▸ **WORK INSTRUCTIONS**:
• 1. In the page on quantization configuration serialization below, list every name imported from quark.onnx in the code sample.
• 2. From the page on quantization configuration serialization below, output the passage starting with "Quantization Configuration Serialization and Deserialization#" and going on through "serialize quantization configs.", unchanged.

***** PASSAGE GIVEN

Quantization Configuration Serialization and Deserialization

Quantization Configuration Serialization and Deserialization#

Quantization Configuration Serialization#

All AMD Quark ONNX’s quantization configs like QConfig, QLayerConfig, QTensorConfig and AlgoConfig can be serialized to dictionaries. The following code is an example of how to serialize quantization configs.

from quark.onnx import CLEConfig, Int16Spec, ModelQuantizer, QConfig, QLayerConfig, XInt8Spec

cle_algo = CLEConfig(cle_steps=2)
quant_config = QConfig(
    global_config=QLayerConfig(input_tensors=XInt8Spec(), weight=XInt8Spec()),
    specific_layer_config={
        QLayerConfig(input_tensors=Int16Spec(), weight=Int16Spec()): ["/conv1/Conv", "/conv2/Conv"]
    },
    layer_type_config={None: ["Gemm"]},
    algo_config=[cle_algo],
    extra_options={"SimplifyModel": False, "Int32Bias": False},
)

quant_config_dict = quant_config.to_dict()

The serialized dictionary of the above quantization configuration is shown below. The serialization of QLayerConfig, QTensorConfig and AlgoConfig follows the same approach.

**********
***** ENTRIES SUPPLIED

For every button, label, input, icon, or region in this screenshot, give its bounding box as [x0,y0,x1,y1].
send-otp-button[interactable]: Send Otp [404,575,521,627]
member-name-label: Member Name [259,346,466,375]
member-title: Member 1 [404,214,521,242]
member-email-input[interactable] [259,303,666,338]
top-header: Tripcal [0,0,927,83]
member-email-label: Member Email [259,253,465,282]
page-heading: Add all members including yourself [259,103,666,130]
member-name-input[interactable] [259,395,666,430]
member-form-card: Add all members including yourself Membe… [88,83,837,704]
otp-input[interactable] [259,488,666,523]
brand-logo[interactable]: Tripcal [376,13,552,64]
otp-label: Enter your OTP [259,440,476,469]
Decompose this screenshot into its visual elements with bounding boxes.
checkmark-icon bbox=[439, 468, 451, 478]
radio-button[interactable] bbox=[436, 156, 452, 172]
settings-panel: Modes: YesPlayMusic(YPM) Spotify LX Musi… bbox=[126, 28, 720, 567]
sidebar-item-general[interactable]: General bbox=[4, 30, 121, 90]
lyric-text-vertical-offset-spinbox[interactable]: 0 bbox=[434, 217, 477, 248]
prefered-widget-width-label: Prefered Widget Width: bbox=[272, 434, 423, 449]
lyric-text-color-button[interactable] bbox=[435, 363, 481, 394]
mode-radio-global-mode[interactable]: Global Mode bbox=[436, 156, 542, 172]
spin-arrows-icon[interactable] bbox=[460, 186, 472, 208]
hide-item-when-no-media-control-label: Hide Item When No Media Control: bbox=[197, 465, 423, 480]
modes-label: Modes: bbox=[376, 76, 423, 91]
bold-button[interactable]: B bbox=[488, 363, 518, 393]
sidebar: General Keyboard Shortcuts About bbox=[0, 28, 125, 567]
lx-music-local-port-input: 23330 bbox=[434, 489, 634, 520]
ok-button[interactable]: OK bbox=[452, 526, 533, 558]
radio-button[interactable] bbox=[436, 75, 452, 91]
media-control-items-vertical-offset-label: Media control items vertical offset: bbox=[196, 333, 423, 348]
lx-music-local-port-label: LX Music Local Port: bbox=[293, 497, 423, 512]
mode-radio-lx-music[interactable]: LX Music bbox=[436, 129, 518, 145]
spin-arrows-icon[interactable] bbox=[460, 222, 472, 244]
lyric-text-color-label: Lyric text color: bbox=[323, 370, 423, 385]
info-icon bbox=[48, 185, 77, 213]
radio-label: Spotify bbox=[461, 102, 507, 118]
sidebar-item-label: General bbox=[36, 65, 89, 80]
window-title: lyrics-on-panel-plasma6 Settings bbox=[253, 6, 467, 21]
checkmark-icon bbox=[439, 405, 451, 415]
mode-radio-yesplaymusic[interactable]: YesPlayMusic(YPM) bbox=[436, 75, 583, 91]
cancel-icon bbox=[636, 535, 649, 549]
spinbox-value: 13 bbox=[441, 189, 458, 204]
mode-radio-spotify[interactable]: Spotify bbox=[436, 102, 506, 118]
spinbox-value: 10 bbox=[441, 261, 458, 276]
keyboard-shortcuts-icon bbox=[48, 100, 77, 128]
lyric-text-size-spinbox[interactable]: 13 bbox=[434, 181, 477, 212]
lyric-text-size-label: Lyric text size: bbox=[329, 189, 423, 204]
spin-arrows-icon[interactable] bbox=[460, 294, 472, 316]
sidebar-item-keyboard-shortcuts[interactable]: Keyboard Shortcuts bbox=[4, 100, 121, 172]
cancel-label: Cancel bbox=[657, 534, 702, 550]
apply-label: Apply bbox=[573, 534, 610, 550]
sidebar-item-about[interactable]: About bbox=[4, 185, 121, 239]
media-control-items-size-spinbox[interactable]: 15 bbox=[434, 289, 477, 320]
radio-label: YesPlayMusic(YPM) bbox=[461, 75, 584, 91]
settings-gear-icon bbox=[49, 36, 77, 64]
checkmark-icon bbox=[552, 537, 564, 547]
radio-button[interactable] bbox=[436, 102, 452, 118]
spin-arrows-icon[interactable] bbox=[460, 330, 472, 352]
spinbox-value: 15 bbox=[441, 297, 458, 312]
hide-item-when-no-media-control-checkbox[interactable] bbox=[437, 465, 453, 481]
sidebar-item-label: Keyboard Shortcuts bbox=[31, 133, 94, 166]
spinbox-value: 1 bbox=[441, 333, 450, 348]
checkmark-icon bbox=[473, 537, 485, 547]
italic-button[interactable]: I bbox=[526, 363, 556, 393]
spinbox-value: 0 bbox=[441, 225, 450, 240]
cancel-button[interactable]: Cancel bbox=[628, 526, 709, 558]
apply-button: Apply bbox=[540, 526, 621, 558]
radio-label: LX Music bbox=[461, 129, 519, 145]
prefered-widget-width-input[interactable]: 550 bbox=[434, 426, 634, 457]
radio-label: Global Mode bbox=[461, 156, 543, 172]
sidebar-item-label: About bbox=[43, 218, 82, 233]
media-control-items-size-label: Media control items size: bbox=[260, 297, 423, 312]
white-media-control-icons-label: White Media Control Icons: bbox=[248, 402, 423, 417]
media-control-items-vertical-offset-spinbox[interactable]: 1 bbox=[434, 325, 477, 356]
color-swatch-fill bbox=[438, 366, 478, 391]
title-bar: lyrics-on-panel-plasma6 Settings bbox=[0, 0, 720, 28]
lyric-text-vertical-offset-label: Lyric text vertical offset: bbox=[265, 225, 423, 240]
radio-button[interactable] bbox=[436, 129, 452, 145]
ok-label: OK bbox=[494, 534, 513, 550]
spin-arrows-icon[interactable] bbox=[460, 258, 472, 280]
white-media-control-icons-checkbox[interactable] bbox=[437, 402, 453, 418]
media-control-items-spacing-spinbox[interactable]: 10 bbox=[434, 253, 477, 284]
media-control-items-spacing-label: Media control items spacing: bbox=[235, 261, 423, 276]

**********

▸ **SOLUTIONS TO EACH TASK**:
• 1. CLEConfig, Int16Spec, ModelQuantizer, QConfig, QLayerConfig, XInt8Spec

• 2.
Quantization Configuration Serialization and Deserialization#

Quantization Configuration Serialization#

All AMD Quark ONNX’s quantization configs like QConfig, QLayerConfig, QTensorConfig and AlgoConfig can be serialized to dictionaries. The following code is an example of how to serialize quantization configs.